Work required
Every record that follows must be duplicated exactly, with images left out.
====== Task input
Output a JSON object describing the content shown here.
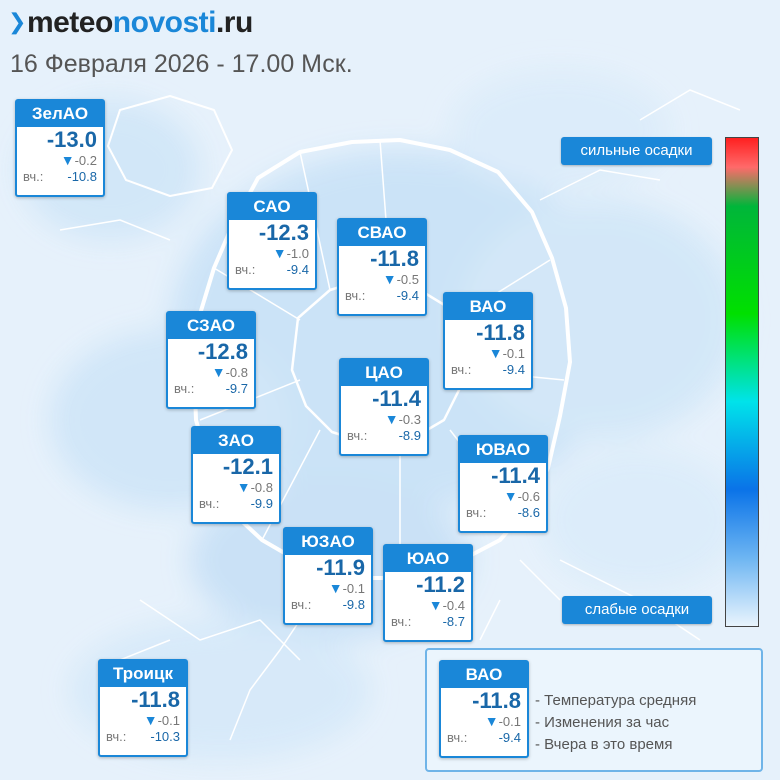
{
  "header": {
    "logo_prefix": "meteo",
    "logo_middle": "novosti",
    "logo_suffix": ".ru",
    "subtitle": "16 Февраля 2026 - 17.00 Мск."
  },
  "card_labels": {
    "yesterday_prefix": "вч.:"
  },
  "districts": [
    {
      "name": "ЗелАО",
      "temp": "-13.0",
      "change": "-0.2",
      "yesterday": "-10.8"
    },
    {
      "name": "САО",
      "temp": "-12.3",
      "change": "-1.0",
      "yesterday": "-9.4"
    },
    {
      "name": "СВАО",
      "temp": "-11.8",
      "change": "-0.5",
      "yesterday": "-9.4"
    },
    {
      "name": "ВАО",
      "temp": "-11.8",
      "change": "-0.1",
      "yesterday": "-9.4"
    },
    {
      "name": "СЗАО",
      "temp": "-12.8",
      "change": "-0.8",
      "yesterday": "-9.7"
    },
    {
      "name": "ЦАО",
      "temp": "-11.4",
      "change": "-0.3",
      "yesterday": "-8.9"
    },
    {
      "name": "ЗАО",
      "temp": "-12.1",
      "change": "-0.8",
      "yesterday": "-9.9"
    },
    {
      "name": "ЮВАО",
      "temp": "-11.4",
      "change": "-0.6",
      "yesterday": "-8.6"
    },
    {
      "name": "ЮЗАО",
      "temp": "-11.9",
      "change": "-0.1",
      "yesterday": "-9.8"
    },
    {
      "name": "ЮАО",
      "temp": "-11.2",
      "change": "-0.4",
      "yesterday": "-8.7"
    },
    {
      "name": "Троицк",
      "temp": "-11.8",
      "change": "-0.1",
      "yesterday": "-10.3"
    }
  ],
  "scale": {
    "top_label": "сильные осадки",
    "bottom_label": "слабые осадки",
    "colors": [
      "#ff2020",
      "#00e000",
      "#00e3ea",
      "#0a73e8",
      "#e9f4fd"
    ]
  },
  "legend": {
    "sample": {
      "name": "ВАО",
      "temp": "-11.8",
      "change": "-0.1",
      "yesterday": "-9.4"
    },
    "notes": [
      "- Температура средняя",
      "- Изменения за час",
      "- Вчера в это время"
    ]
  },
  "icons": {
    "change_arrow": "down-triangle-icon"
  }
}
============
Solution for this exercise
Output a JSON object describing the content shown here.
{
  "header": {
    "logo_prefix": "meteo",
    "logo_middle": "novosti",
    "logo_suffix": ".ru",
    "subtitle": "16 Февраля 2026 - 17.00 Мск."
  },
  "card_labels": {
    "yesterday_prefix": "вч.:"
  },
  "districts": [
    {
      "name": "ЗелАО",
      "temp": "-13.0",
      "change": "-0.2",
      "yesterday": "-10.8"
    },
    {
      "name": "САО",
      "temp": "-12.3",
      "change": "-1.0",
      "yesterday": "-9.4"
    },
    {
      "name": "СВАО",
      "temp": "-11.8",
      "change": "-0.5",
      "yesterday": "-9.4"
    },
    {
      "name": "ВАО",
      "temp": "-11.8",
      "change": "-0.1",
      "yesterday": "-9.4"
    },
    {
      "name": "СЗАО",
      "temp": "-12.8",
      "change": "-0.8",
      "yesterday": "-9.7"
    },
    {
      "name": "ЦАО",
      "temp": "-11.4",
      "change": "-0.3",
      "yesterday": "-8.9"
    },
    {
      "name": "ЗАО",
      "temp": "-12.1",
      "change": "-0.8",
      "yesterday": "-9.9"
    },
    {
      "name": "ЮВАО",
      "temp": "-11.4",
      "change": "-0.6",
      "yesterday": "-8.6"
    },
    {
      "name": "ЮЗАО",
      "temp": "-11.9",
      "change": "-0.1",
      "yesterday": "-9.8"
    },
    {
      "name": "ЮАО",
      "temp": "-11.2",
      "change": "-0.4",
      "yesterday": "-8.7"
    },
    {
      "name": "Троицк",
      "temp": "-11.8",
      "change": "-0.1",
      "yesterday": "-10.3"
    }
  ],
  "scale": {
    "top_label": "сильные осадки",
    "bottom_label": "слабые осадки",
    "colors": [
      "#ff2020",
      "#00e000",
      "#00e3ea",
      "#0a73e8",
      "#e9f4fd"
    ]
  },
  "legend": {
    "sample": {
      "name": "ВАО",
      "temp": "-11.8",
      "change": "-0.1",
      "yesterday": "-9.4"
    },
    "notes": [
      "- Температура средняя",
      "- Изменения за час",
      "- Вчера в это время"
    ]
  },
  "icons": {
    "change_arrow": "down-triangle-icon"
  }
}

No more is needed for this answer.